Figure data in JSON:

----------------------------------------

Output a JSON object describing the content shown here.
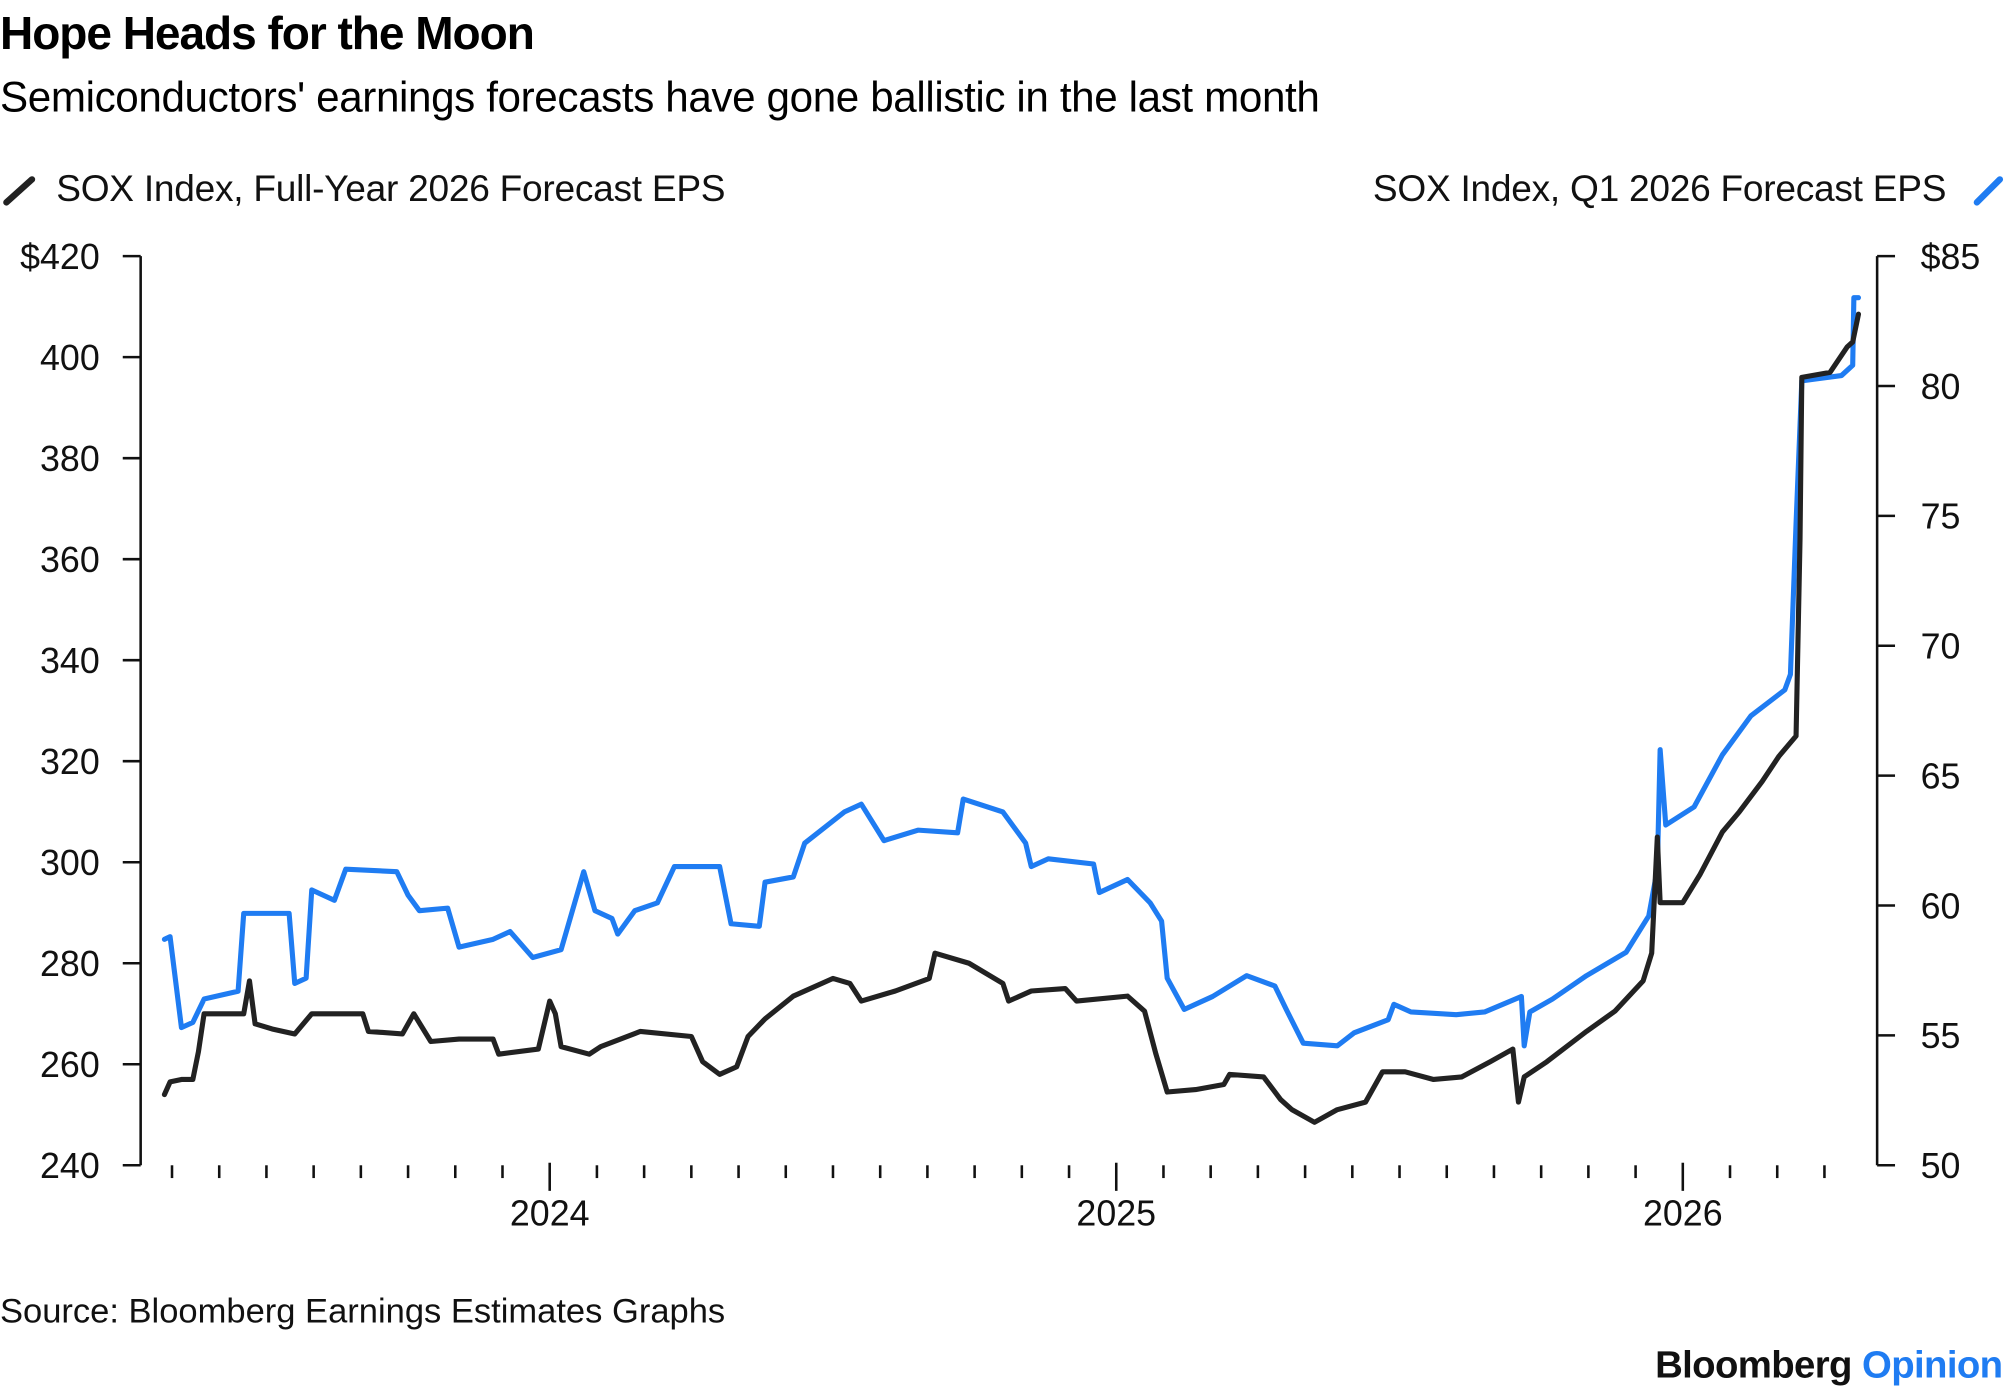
{
  "chart_data": {
    "type": "line",
    "title": "Hope Heads for the Moon",
    "subtitle": "Semiconductors' earnings forecasts have gone ballistic in the last month",
    "source": "Source: Bloomberg Earnings Estimates Graphs",
    "branding": {
      "name": "Bloomberg",
      "suffix": "Opinion"
    },
    "legend_placement": "top",
    "grid": false,
    "xlim": [
      2023.278,
      2026.343
    ],
    "x_tick_labels": [
      {
        "x": 2024,
        "label": "2024"
      },
      {
        "x": 2025,
        "label": "2025"
      },
      {
        "x": 2026,
        "label": "2026"
      }
    ],
    "x_minor_ticks": "monthly",
    "y_left": {
      "ylim": [
        240,
        420
      ],
      "ticks": [
        240,
        260,
        280,
        300,
        320,
        340,
        360,
        380,
        400,
        420
      ],
      "labels": [
        "240",
        "260",
        "280",
        "300",
        "320",
        "340",
        "360",
        "380",
        "400",
        "$420"
      ]
    },
    "y_right": {
      "ylim": [
        50,
        85
      ],
      "ticks": [
        50,
        55,
        60,
        65,
        70,
        75,
        80,
        85
      ],
      "labels": [
        "50",
        "55",
        "60",
        "65",
        "70",
        "75",
        "80",
        "$85"
      ]
    },
    "series": [
      {
        "name": "SOX Index, Full-Year 2026 Forecast EPS",
        "axis": "left",
        "color": "#222222",
        "points": [
          [
            2023.32,
            254
          ],
          [
            2023.33,
            256.5
          ],
          [
            2023.35,
            257
          ],
          [
            2023.37,
            257
          ],
          [
            2023.38,
            262.5
          ],
          [
            2023.39,
            270
          ],
          [
            2023.46,
            270
          ],
          [
            2023.47,
            276.5
          ],
          [
            2023.48,
            268
          ],
          [
            2023.51,
            267
          ],
          [
            2023.55,
            266
          ],
          [
            2023.58,
            270
          ],
          [
            2023.67,
            270
          ],
          [
            2023.68,
            266.5
          ],
          [
            2023.74,
            266
          ],
          [
            2023.76,
            270
          ],
          [
            2023.79,
            264.5
          ],
          [
            2023.84,
            265
          ],
          [
            2023.9,
            265
          ],
          [
            2023.91,
            262
          ],
          [
            2023.98,
            263
          ],
          [
            2024.0,
            272.5
          ],
          [
            2024.01,
            270
          ],
          [
            2024.02,
            263.5
          ],
          [
            2024.07,
            262
          ],
          [
            2024.09,
            263.5
          ],
          [
            2024.16,
            266.5
          ],
          [
            2024.25,
            265.5
          ],
          [
            2024.27,
            260.5
          ],
          [
            2024.3,
            258
          ],
          [
            2024.33,
            259.5
          ],
          [
            2024.35,
            265.5
          ],
          [
            2024.38,
            269
          ],
          [
            2024.43,
            273.5
          ],
          [
            2024.5,
            277
          ],
          [
            2024.53,
            276
          ],
          [
            2024.55,
            272.5
          ],
          [
            2024.61,
            274.5
          ],
          [
            2024.67,
            277
          ],
          [
            2024.68,
            282
          ],
          [
            2024.74,
            280
          ],
          [
            2024.8,
            276
          ],
          [
            2024.81,
            272.5
          ],
          [
            2024.85,
            274.5
          ],
          [
            2024.91,
            275
          ],
          [
            2024.93,
            272.5
          ],
          [
            2025.02,
            273.5
          ],
          [
            2025.05,
            270.5
          ],
          [
            2025.07,
            262
          ],
          [
            2025.09,
            254.5
          ],
          [
            2025.14,
            255
          ],
          [
            2025.19,
            256
          ],
          [
            2025.2,
            258
          ],
          [
            2025.26,
            257.5
          ],
          [
            2025.29,
            253
          ],
          [
            2025.31,
            251
          ],
          [
            2025.35,
            248.5
          ],
          [
            2025.39,
            251
          ],
          [
            2025.44,
            252.5
          ],
          [
            2025.47,
            258.5
          ],
          [
            2025.51,
            258.5
          ],
          [
            2025.56,
            257
          ],
          [
            2025.61,
            257.5
          ],
          [
            2025.66,
            260.5
          ],
          [
            2025.7,
            263
          ],
          [
            2025.71,
            252.5
          ],
          [
            2025.72,
            257.5
          ],
          [
            2025.76,
            260.5
          ],
          [
            2025.83,
            266.5
          ],
          [
            2025.88,
            270.5
          ],
          [
            2025.93,
            276.5
          ],
          [
            2025.945,
            282
          ],
          [
            2025.955,
            305
          ],
          [
            2025.96,
            292
          ],
          [
            2026.0,
            292
          ],
          [
            2026.03,
            297.5
          ],
          [
            2026.07,
            306
          ],
          [
            2026.1,
            310
          ],
          [
            2026.14,
            316
          ],
          [
            2026.17,
            321
          ],
          [
            2026.2,
            325
          ],
          [
            2026.207,
            364
          ],
          [
            2026.21,
            396
          ],
          [
            2026.26,
            397
          ],
          [
            2026.29,
            402
          ],
          [
            2026.3,
            403
          ],
          [
            2026.31,
            408.5
          ]
        ]
      },
      {
        "name": "SOX Index, Q1 2026 Forecast EPS",
        "axis": "right",
        "color": "#1f7cf2",
        "points": [
          [
            2023.32,
            58.7
          ],
          [
            2023.33,
            58.8
          ],
          [
            2023.35,
            55.3
          ],
          [
            2023.37,
            55.5
          ],
          [
            2023.39,
            56.4
          ],
          [
            2023.45,
            56.7
          ],
          [
            2023.46,
            59.7
          ],
          [
            2023.54,
            59.7
          ],
          [
            2023.55,
            57.0
          ],
          [
            2023.57,
            57.2
          ],
          [
            2023.58,
            60.6
          ],
          [
            2023.62,
            60.2
          ],
          [
            2023.64,
            61.4
          ],
          [
            2023.73,
            61.3
          ],
          [
            2023.75,
            60.4
          ],
          [
            2023.77,
            59.8
          ],
          [
            2023.82,
            59.9
          ],
          [
            2023.84,
            58.4
          ],
          [
            2023.9,
            58.7
          ],
          [
            2023.93,
            59.0
          ],
          [
            2023.97,
            58.0
          ],
          [
            2024.02,
            58.3
          ],
          [
            2024.06,
            61.3
          ],
          [
            2024.08,
            59.8
          ],
          [
            2024.11,
            59.5
          ],
          [
            2024.12,
            58.9
          ],
          [
            2024.15,
            59.8
          ],
          [
            2024.19,
            60.1
          ],
          [
            2024.22,
            61.5
          ],
          [
            2024.3,
            61.5
          ],
          [
            2024.32,
            59.3
          ],
          [
            2024.37,
            59.2
          ],
          [
            2024.38,
            60.9
          ],
          [
            2024.43,
            61.1
          ],
          [
            2024.45,
            62.4
          ],
          [
            2024.52,
            63.6
          ],
          [
            2024.55,
            63.9
          ],
          [
            2024.59,
            62.5
          ],
          [
            2024.65,
            62.9
          ],
          [
            2024.72,
            62.8
          ],
          [
            2024.73,
            64.1
          ],
          [
            2024.8,
            63.6
          ],
          [
            2024.84,
            62.4
          ],
          [
            2024.85,
            61.5
          ],
          [
            2024.88,
            61.8
          ],
          [
            2024.96,
            61.6
          ],
          [
            2024.97,
            60.5
          ],
          [
            2025.02,
            61.0
          ],
          [
            2025.06,
            60.1
          ],
          [
            2025.08,
            59.4
          ],
          [
            2025.09,
            57.2
          ],
          [
            2025.12,
            56.0
          ],
          [
            2025.17,
            56.5
          ],
          [
            2025.23,
            57.3
          ],
          [
            2025.28,
            56.9
          ],
          [
            2025.3,
            56.0
          ],
          [
            2025.33,
            54.7
          ],
          [
            2025.39,
            54.6
          ],
          [
            2025.42,
            55.1
          ],
          [
            2025.48,
            55.6
          ],
          [
            2025.49,
            56.2
          ],
          [
            2025.52,
            55.9
          ],
          [
            2025.6,
            55.8
          ],
          [
            2025.65,
            55.9
          ],
          [
            2025.715,
            56.5
          ],
          [
            2025.72,
            54.6
          ],
          [
            2025.73,
            55.9
          ],
          [
            2025.77,
            56.4
          ],
          [
            2025.83,
            57.3
          ],
          [
            2025.9,
            58.2
          ],
          [
            2025.94,
            59.6
          ],
          [
            2025.955,
            61.4
          ],
          [
            2025.96,
            66.0
          ],
          [
            2025.97,
            63.1
          ],
          [
            2026.02,
            63.8
          ],
          [
            2026.07,
            65.8
          ],
          [
            2026.12,
            67.3
          ],
          [
            2026.18,
            68.3
          ],
          [
            2026.19,
            68.9
          ],
          [
            2026.2,
            74.7
          ],
          [
            2026.21,
            80.2
          ],
          [
            2026.28,
            80.4
          ],
          [
            2026.3,
            80.8
          ],
          [
            2026.302,
            83.4
          ],
          [
            2026.31,
            83.4
          ]
        ]
      }
    ]
  }
}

----------------------------------------

** TASK REQUIREMENTS **
Search the entries for the word "name", then list each line that holds it.

** EXPECTED ANSWER **
      "name": "Bloomberg",
        "name": "SOX Index, Full-Year 2026 Forecast EPS",
        "name": "SOX Index, Q1 2026 Forecast EPS",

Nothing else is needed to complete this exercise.